» Instruction
Transcribe each line of the material as it is, and drop any picture.

» Stored data

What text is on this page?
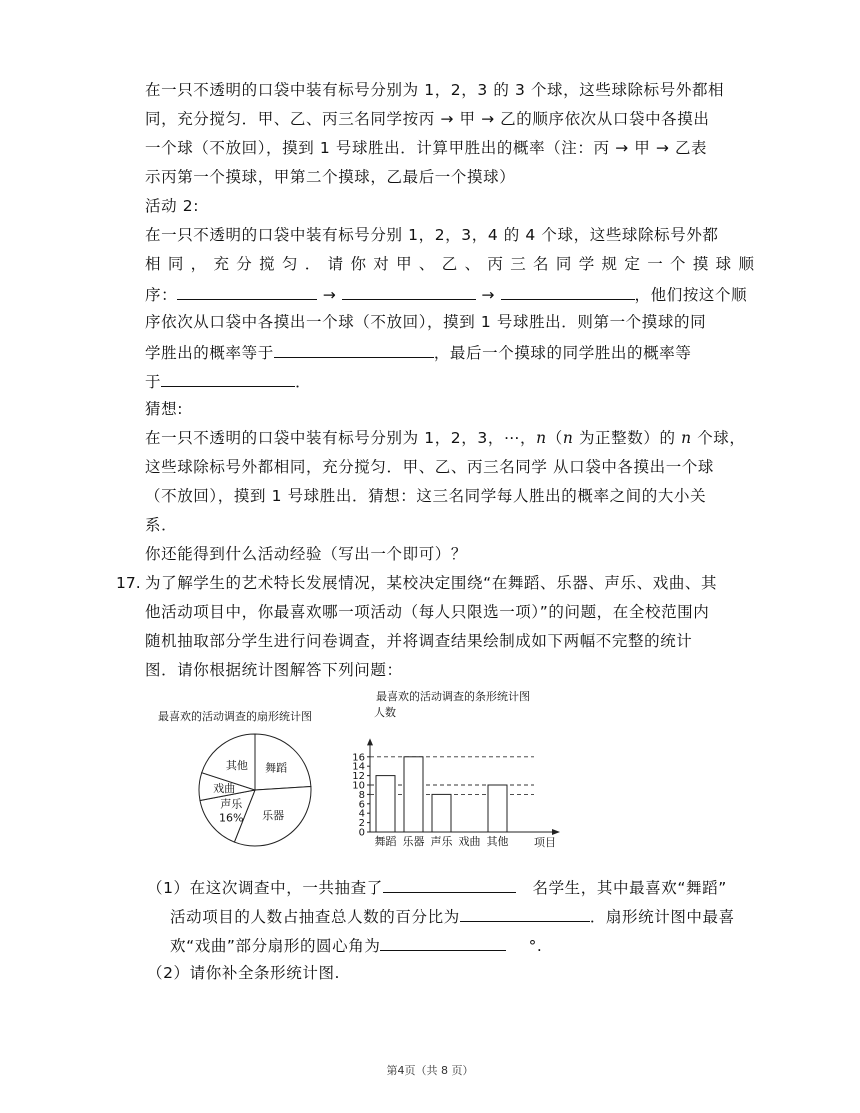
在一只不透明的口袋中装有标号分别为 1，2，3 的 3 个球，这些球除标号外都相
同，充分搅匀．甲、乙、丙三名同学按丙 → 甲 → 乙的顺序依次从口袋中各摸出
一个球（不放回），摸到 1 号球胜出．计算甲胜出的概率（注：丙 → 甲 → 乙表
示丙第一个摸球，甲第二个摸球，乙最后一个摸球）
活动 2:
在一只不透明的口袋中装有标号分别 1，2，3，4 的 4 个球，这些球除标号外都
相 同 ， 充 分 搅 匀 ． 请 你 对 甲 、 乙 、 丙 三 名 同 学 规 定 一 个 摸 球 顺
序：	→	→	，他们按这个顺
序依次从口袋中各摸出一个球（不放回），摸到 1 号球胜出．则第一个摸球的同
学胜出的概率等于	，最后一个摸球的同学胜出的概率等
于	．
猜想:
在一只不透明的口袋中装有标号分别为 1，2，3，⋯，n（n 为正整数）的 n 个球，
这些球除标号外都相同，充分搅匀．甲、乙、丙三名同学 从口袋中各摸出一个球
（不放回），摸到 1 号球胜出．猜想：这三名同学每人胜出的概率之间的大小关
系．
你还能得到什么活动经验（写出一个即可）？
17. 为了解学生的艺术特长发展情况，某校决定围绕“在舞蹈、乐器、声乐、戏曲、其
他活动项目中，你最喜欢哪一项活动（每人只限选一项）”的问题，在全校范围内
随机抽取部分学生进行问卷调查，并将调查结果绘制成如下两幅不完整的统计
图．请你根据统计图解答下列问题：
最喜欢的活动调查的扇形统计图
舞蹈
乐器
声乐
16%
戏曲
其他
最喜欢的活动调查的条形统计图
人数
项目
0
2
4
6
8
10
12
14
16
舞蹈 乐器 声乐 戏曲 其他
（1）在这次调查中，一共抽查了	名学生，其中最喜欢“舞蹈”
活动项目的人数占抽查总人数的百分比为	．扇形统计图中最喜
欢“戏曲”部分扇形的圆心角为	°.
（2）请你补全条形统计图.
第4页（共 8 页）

» Result of this exercise
What text is on this page?
在一只不透明的口袋中装有标号分别为 1，2，3 的 3 个球，这些球除标号外都相
同，充分搅匀．甲、乙、丙三名同学按丙 → 甲 → 乙的顺序依次从口袋中各摸出
一个球（不放回），摸到 1 号球胜出．计算甲胜出的概率（注：丙 → 甲 → 乙表
示丙第一个摸球，甲第二个摸球，乙最后一个摸球）
活动 2:
在一只不透明的口袋中装有标号分别 1，2，3，4 的 4 个球，这些球除标号外都
相 同 ， 充 分 搅 匀 ． 请 你 对 甲 、 乙 、 丙 三 名 同 学 规 定 一 个 摸 球 顺
序：	→	→	，他们按这个顺
序依次从口袋中各摸出一个球（不放回），摸到 1 号球胜出．则第一个摸球的同
学胜出的概率等于	，最后一个摸球的同学胜出的概率等
于	．
猜想:
在一只不透明的口袋中装有标号分别为 1，2，3，⋯，n（n 为正整数）的 n 个球，
这些球除标号外都相同，充分搅匀．甲、乙、丙三名同学 从口袋中各摸出一个球
（不放回），摸到 1 号球胜出．猜想：这三名同学每人胜出的概率之间的大小关
系．
你还能得到什么活动经验（写出一个即可）？
17. 为了解学生的艺术特长发展情况，某校决定围绕“在舞蹈、乐器、声乐、戏曲、其
他活动项目中，你最喜欢哪一项活动（每人只限选一项）”的问题，在全校范围内
随机抽取部分学生进行问卷调查，并将调查结果绘制成如下两幅不完整的统计
图．请你根据统计图解答下列问题：
最喜欢的活动调查的扇形统计图
舞蹈
乐器
声乐
16%
戏曲
其他
最喜欢的活动调查的条形统计图
人数
项目
0
2
4
6
8
10
12
14
16
舞蹈 乐器 声乐 戏曲 其他
（1）在这次调查中，一共抽查了	名学生，其中最喜欢“舞蹈”
活动项目的人数占抽查总人数的百分比为	．扇形统计图中最喜
欢“戏曲”部分扇形的圆心角为	°.
（2）请你补全条形统计图.
第4页（共 8 页）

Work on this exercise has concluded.